____ Records for this exercise
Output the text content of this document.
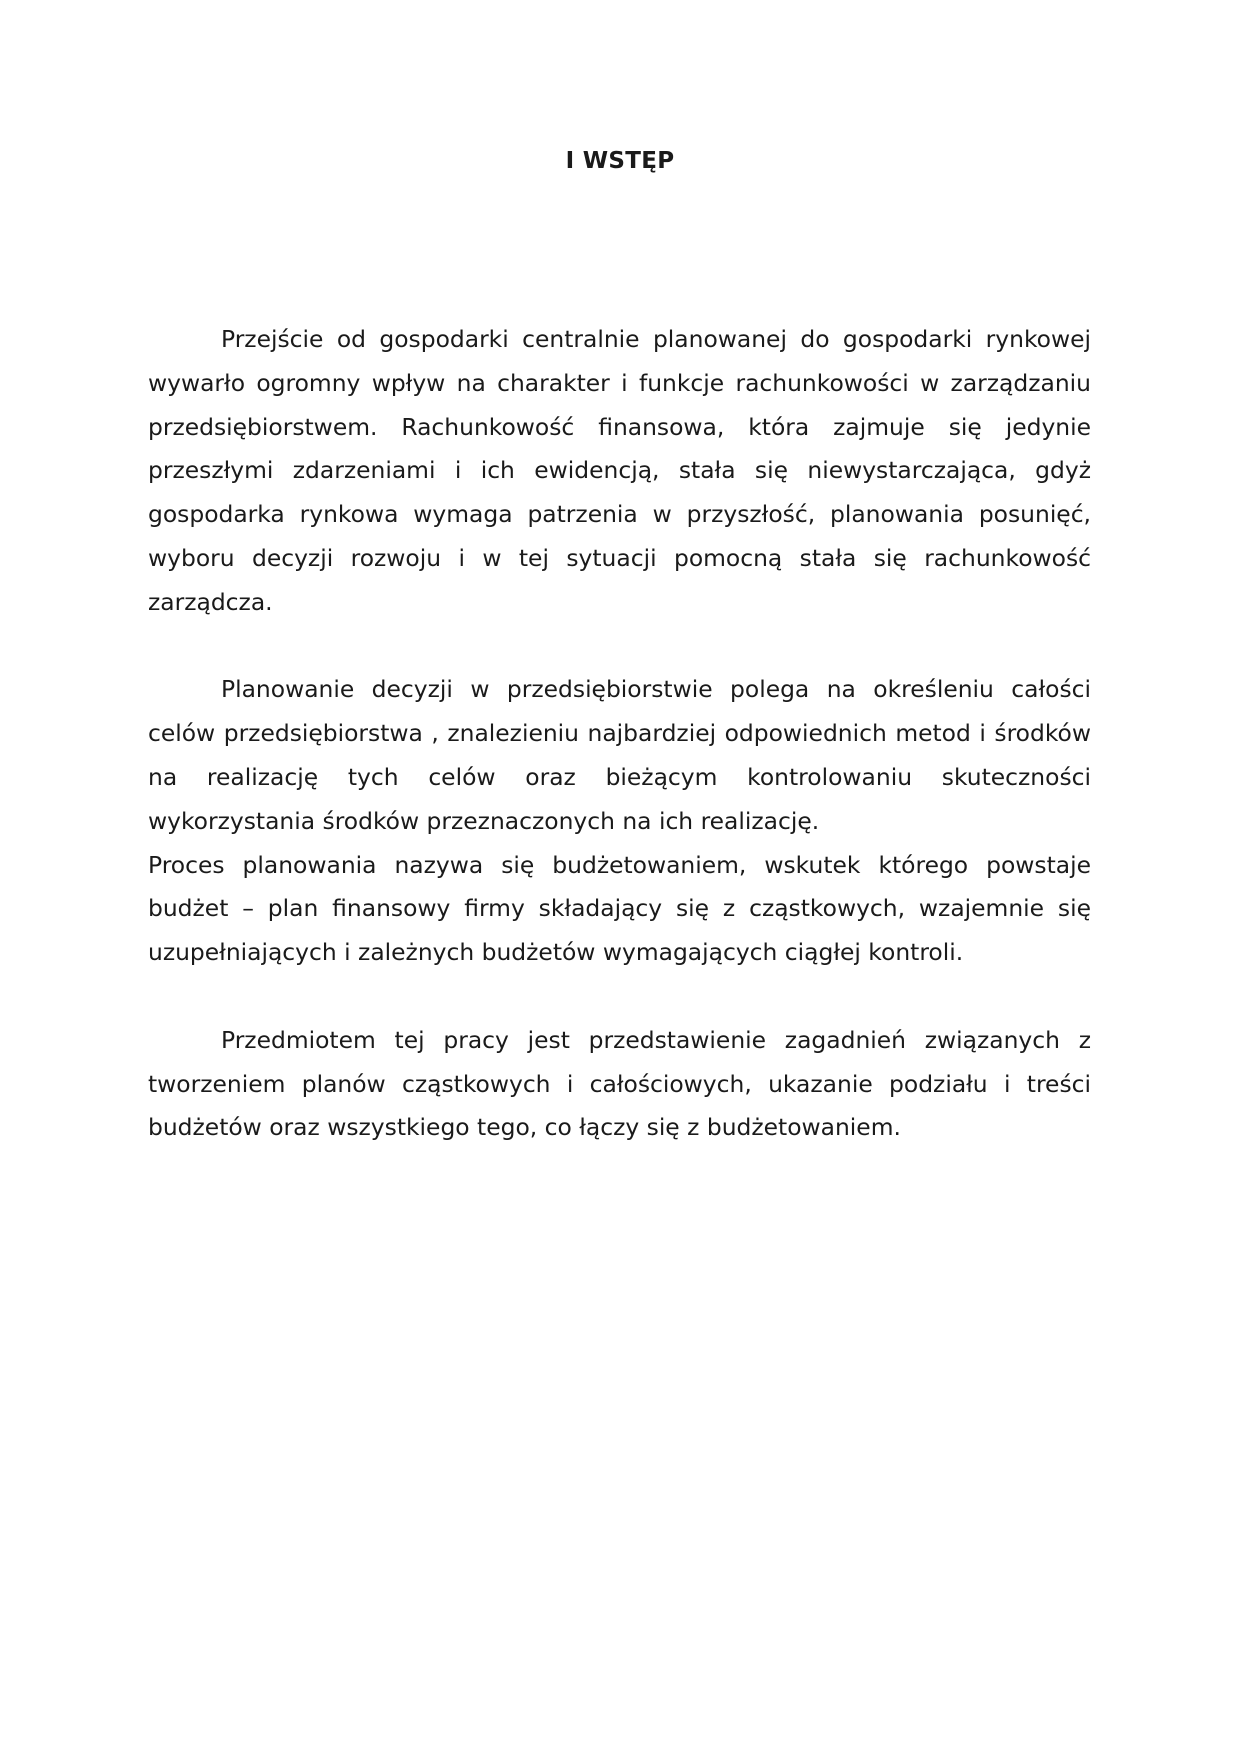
I WSTĘP

Przejście od gospodarki centralnie planowanej do gospodarki rynkowej wywarło ogromny wpływ na charakter i funkcje rachunkowości w zarządzaniu przedsiębiorstwem. Rachunkowość finansowa, która zajmuje się jedynie przeszłymi zdarzeniami i ich ewidencją, stała się niewystarczająca, gdyż gospodarka rynkowa wymaga patrzenia w przyszłość, planowania posunięć, wyboru decyzji rozwoju i w tej sytuacji pomocną stała się rachunkowość zarządcza.

Planowanie decyzji w przedsiębiorstwie polega na określeniu całości celów przedsiębiorstwa , znalezieniu najbardziej odpowiednich metod i środków na realizację tych celów oraz bieżącym kontrolowaniu skuteczności wykorzystania środków przeznaczonych na ich realizację.

Proces planowania nazywa się budżetowaniem, wskutek którego powstaje budżet – plan finansowy firmy składający się z cząstkowych, wzajemnie się uzupełniających i zależnych budżetów wymagających ciągłej kontroli.

Przedmiotem tej pracy jest przedstawienie zagadnień związanych z tworzeniem planów cząstkowych i całościowych, ukazanie podziału i treści budżetów oraz wszystkiego tego, co łączy się z budżetowaniem.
________
▶ **What the exercise asks**
Go through the listing above and write it all out exactly, leaving out any picture.

▶ **Solution for this problem**
Output the text content of this document.
I WSTĘP

Przejście od gospodarki centralnie planowanej do gospodarki rynkowej wywarło ogromny wpływ na charakter i funkcje rachunkowości w zarządzaniu przedsiębiorstwem. Rachunkowość finansowa, która zajmuje się jedynie przeszłymi zdarzeniami i ich ewidencją, stała się niewystarczająca, gdyż gospodarka rynkowa wymaga patrzenia w przyszłość, planowania posunięć, wyboru decyzji rozwoju i w tej sytuacji pomocną stała się rachunkowość zarządcza.

Planowanie decyzji w przedsiębiorstwie polega na określeniu całości celów przedsiębiorstwa , znalezieniu najbardziej odpowiednich metod i środków na realizację tych celów oraz bieżącym kontrolowaniu skuteczności wykorzystania środków przeznaczonych na ich realizację.

Proces planowania nazywa się budżetowaniem, wskutek którego powstaje budżet – plan finansowy firmy składający się z cząstkowych, wzajemnie się uzupełniających i zależnych budżetów wymagających ciągłej kontroli.

Przedmiotem tej pracy jest przedstawienie zagadnień związanych z tworzeniem planów cząstkowych i całościowych, ukazanie podziału i treści budżetów oraz wszystkiego tego, co łączy się z budżetowaniem.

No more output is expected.